** START Excerpted records **
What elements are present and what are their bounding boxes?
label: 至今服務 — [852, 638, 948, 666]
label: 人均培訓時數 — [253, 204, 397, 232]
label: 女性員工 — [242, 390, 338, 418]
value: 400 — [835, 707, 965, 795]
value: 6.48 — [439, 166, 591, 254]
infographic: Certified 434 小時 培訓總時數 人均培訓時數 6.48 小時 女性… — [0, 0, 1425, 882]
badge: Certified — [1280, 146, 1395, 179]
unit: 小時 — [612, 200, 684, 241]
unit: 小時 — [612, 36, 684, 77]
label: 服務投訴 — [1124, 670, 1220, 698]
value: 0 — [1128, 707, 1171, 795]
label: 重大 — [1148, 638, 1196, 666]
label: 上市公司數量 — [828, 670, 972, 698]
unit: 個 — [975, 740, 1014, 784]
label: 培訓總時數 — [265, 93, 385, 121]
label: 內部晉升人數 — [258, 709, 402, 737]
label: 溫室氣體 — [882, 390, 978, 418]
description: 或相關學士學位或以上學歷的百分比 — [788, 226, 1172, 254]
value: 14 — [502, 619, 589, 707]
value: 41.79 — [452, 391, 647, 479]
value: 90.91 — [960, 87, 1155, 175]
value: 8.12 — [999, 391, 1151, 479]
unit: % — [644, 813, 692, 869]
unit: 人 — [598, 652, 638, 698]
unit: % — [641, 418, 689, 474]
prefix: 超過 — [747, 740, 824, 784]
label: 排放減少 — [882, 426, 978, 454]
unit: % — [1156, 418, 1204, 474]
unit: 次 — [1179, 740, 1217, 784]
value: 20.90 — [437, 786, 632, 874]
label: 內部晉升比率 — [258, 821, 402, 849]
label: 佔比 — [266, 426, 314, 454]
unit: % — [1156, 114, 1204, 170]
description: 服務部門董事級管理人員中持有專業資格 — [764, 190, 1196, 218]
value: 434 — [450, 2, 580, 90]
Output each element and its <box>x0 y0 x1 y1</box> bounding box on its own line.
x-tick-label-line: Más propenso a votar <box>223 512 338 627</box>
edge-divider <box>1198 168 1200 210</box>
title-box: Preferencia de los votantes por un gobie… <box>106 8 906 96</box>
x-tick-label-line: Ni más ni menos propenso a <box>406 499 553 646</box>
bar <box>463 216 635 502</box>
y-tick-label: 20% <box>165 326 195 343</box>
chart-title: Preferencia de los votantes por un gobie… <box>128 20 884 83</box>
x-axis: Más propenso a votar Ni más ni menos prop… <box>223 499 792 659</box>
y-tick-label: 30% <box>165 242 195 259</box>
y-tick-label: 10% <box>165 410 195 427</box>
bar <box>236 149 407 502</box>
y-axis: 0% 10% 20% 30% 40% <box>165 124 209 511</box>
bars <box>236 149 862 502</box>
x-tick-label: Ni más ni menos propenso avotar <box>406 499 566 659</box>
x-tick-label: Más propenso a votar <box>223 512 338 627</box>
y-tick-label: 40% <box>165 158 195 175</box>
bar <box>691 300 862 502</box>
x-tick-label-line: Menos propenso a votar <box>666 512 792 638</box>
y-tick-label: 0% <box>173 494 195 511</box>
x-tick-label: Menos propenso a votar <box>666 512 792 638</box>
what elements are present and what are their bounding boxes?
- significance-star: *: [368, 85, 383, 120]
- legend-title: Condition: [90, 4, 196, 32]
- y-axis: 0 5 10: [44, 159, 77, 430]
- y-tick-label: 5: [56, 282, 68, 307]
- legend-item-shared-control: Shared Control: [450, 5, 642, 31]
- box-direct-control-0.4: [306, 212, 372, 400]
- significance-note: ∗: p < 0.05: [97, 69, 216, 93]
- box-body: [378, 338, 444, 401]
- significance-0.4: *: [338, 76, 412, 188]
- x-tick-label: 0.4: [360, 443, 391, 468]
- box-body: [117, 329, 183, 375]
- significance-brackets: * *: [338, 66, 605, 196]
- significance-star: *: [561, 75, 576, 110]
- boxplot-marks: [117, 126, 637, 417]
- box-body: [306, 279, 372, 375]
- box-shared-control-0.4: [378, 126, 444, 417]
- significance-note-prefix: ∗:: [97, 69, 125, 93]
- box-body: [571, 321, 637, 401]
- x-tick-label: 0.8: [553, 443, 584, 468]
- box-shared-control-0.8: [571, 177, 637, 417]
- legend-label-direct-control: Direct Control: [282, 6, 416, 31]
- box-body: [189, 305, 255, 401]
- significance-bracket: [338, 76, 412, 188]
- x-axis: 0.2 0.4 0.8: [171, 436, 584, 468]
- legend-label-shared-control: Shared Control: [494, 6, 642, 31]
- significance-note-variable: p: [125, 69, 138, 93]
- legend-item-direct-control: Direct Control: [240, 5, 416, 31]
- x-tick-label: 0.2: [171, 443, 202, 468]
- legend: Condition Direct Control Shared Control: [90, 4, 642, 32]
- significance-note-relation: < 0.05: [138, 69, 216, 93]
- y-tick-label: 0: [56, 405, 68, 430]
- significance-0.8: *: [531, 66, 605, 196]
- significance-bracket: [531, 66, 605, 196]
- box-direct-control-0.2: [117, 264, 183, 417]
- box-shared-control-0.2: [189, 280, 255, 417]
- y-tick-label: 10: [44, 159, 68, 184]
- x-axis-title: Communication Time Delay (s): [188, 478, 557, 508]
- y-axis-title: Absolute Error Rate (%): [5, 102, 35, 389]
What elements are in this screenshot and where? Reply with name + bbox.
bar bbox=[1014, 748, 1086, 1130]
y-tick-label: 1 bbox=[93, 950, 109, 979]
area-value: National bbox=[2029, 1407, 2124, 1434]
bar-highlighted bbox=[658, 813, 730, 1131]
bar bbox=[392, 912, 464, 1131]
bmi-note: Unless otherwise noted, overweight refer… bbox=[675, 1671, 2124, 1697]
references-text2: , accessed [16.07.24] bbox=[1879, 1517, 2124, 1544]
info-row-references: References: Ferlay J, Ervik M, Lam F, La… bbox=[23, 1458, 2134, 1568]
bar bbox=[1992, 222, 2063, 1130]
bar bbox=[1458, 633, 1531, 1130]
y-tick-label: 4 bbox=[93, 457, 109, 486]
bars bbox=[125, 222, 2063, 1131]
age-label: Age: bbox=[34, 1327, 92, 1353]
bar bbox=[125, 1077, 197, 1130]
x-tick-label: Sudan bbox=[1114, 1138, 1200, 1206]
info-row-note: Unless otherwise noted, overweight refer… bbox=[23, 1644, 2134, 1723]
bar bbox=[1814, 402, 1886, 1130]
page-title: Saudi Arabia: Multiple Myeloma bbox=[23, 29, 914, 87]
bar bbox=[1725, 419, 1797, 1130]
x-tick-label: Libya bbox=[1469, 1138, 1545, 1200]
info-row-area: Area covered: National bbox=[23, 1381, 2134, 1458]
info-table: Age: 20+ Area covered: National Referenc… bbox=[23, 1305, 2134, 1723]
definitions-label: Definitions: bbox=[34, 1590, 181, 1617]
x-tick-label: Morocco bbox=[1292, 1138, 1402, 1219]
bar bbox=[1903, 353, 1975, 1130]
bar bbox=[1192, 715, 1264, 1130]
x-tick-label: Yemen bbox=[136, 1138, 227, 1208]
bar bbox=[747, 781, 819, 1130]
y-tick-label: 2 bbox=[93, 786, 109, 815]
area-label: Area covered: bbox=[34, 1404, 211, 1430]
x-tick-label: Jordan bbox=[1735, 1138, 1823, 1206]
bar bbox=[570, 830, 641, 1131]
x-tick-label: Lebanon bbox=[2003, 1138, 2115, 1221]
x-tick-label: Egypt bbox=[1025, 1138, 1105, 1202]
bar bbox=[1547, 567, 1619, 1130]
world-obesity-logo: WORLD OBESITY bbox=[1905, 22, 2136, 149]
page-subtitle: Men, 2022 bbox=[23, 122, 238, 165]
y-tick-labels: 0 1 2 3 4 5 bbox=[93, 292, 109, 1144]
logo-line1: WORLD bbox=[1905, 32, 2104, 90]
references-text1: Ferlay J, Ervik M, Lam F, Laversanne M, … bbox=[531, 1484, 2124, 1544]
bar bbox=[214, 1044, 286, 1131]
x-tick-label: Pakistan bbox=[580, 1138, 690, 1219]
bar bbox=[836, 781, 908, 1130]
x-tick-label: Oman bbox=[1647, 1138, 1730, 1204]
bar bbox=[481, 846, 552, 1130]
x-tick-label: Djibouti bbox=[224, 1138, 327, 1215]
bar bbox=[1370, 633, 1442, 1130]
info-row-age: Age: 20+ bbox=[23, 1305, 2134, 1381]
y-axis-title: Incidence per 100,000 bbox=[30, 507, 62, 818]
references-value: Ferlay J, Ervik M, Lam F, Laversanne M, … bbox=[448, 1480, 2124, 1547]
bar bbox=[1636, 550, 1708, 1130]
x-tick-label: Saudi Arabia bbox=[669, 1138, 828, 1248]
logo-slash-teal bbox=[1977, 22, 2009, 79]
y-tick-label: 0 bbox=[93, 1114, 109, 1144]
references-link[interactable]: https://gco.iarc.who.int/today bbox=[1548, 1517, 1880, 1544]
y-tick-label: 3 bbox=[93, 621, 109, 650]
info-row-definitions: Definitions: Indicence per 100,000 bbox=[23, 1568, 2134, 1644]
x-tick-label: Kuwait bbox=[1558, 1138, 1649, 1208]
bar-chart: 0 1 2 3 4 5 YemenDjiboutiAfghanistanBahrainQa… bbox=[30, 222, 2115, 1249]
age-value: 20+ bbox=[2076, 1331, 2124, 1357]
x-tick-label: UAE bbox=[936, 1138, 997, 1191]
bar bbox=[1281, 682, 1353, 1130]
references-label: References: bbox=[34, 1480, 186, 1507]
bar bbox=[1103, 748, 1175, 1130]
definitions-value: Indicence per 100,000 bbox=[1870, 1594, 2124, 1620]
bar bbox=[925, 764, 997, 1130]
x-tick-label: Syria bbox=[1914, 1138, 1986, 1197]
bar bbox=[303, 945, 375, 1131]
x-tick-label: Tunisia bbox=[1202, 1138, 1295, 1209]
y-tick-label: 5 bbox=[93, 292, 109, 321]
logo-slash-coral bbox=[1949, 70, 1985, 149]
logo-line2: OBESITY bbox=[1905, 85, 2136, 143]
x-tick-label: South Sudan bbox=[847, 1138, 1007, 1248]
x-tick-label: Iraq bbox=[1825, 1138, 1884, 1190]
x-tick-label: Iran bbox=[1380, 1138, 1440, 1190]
** END Excerpted records **
## [Stated task]
Report every line in the records above that contains the word "legend", matching case exactly.

## [Exercise result]
- legend-title: Condition: [90, 4, 196, 32]
- legend-item-shared-control: Shared Control: [450, 5, 642, 31]
- legend-label-direct-control: Direct Control: [282, 6, 416, 31]
- legend-label-shared-control: Shared Control: [494, 6, 642, 31]
- legend-item-direct-control: Direct Control: [240, 5, 416, 31]
- legend: Condition Direct Control Shared Control: [90, 4, 642, 32]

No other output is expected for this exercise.